EXERCISE:
Output the records exactly. Include every line.

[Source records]

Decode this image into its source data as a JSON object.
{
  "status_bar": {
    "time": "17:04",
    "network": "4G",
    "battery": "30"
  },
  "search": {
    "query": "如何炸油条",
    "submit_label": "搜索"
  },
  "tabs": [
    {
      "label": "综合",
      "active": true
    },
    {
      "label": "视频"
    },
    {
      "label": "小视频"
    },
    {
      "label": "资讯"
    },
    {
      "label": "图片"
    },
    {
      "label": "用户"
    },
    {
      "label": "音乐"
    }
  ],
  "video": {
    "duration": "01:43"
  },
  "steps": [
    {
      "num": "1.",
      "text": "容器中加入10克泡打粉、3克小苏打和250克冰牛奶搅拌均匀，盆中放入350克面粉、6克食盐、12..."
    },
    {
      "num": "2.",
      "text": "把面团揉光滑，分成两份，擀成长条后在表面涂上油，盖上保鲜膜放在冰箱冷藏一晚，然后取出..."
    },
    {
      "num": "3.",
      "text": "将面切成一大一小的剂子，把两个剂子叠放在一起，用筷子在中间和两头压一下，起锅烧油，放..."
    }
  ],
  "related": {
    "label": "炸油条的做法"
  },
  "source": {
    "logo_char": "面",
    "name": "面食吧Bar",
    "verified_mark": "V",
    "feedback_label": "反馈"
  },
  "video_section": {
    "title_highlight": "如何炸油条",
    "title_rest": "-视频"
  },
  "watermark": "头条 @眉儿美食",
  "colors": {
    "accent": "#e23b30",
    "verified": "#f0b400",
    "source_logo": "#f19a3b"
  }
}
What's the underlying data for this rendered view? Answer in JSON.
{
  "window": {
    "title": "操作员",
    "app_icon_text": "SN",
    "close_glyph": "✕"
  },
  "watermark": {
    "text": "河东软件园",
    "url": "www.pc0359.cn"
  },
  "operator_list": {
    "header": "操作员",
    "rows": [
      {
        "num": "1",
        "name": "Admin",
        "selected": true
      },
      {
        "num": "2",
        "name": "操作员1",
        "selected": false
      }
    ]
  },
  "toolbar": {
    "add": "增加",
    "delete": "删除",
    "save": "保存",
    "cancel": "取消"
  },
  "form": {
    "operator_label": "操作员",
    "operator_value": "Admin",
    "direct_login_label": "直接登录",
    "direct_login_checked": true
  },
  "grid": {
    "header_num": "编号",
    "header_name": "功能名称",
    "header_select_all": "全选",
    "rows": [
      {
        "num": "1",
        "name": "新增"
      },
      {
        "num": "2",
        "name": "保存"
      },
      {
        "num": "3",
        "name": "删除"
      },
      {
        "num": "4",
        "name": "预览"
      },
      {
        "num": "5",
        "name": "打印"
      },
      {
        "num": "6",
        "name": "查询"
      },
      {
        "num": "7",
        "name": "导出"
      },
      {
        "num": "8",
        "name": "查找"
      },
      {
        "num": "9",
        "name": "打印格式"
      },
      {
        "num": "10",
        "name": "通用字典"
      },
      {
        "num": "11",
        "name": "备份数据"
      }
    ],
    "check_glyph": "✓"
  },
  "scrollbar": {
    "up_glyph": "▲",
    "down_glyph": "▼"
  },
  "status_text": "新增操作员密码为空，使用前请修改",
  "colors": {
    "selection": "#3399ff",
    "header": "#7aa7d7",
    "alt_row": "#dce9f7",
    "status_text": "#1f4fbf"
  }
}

SOLUTION FOR THIS EXERCISE:
Decode this image into its source data as a JSON object.
{
  "status_bar": {
    "time": "17:04",
    "network": "4G",
    "battery": "30"
  },
  "search": {
    "query": "如何炸油条",
    "submit_label": "搜索"
  },
  "tabs": [
    {
      "label": "综合",
      "active": true
    },
    {
      "label": "视频"
    },
    {
      "label": "小视频"
    },
    {
      "label": "资讯"
    },
    {
      "label": "图片"
    },
    {
      "label": "用户"
    },
    {
      "label": "音乐"
    }
  ],
  "video": {
    "duration": "01:43"
  },
  "steps": [
    {
      "num": "1.",
      "text": "容器中加入10克泡打粉、3克小苏打和250克冰牛奶搅拌均匀，盆中放入350克面粉、6克食盐、12..."
    },
    {
      "num": "2.",
      "text": "把面团揉光滑，分成两份，擀成长条后在表面涂上油，盖上保鲜膜放在冰箱冷藏一晚，然后取出..."
    },
    {
      "num": "3.",
      "text": "将面切成一大一小的剂子，把两个剂子叠放在一起，用筷子在中间和两头压一下，起锅烧油，放..."
    }
  ],
  "related": {
    "label": "炸油条的做法"
  },
  "source": {
    "logo_char": "面",
    "name": "面食吧Bar",
    "verified_mark": "V",
    "feedback_label": "反馈"
  },
  "video_section": {
    "title_highlight": "如何炸油条",
    "title_rest": "-视频"
  },
  "watermark": "头条 @眉儿美食",
  "colors": {
    "accent": "#e23b30",
    "verified": "#f0b400",
    "source_logo": "#f19a3b"
  }
}
What's the underlying data for this rendered view? Answer in JSON.
{
  "window": {
    "title": "操作员",
    "app_icon_text": "SN",
    "close_glyph": "✕"
  },
  "watermark": {
    "text": "河东软件园",
    "url": "www.pc0359.cn"
  },
  "operator_list": {
    "header": "操作员",
    "rows": [
      {
        "num": "1",
        "name": "Admin",
        "selected": true
      },
      {
        "num": "2",
        "name": "操作员1",
        "selected": false
      }
    ]
  },
  "toolbar": {
    "add": "增加",
    "delete": "删除",
    "save": "保存",
    "cancel": "取消"
  },
  "form": {
    "operator_label": "操作员",
    "operator_value": "Admin",
    "direct_login_label": "直接登录",
    "direct_login_checked": true
  },
  "grid": {
    "header_num": "编号",
    "header_name": "功能名称",
    "header_select_all": "全选",
    "rows": [
      {
        "num": "1",
        "name": "新增"
      },
      {
        "num": "2",
        "name": "保存"
      },
      {
        "num": "3",
        "name": "删除"
      },
      {
        "num": "4",
        "name": "预览"
      },
      {
        "num": "5",
        "name": "打印"
      },
      {
        "num": "6",
        "name": "查询"
      },
      {
        "num": "7",
        "name": "导出"
      },
      {
        "num": "8",
        "name": "查找"
      },
      {
        "num": "9",
        "name": "打印格式"
      },
      {
        "num": "10",
        "name": "通用字典"
      },
      {
        "num": "11",
        "name": "备份数据"
      }
    ],
    "check_glyph": "✓"
  },
  "scrollbar": {
    "up_glyph": "▲",
    "down_glyph": "▼"
  },
  "status_text": "新增操作员密码为空，使用前请修改",
  "colors": {
    "selection": "#3399ff",
    "header": "#7aa7d7",
    "alt_row": "#dce9f7",
    "status_text": "#1f4fbf"
  }
}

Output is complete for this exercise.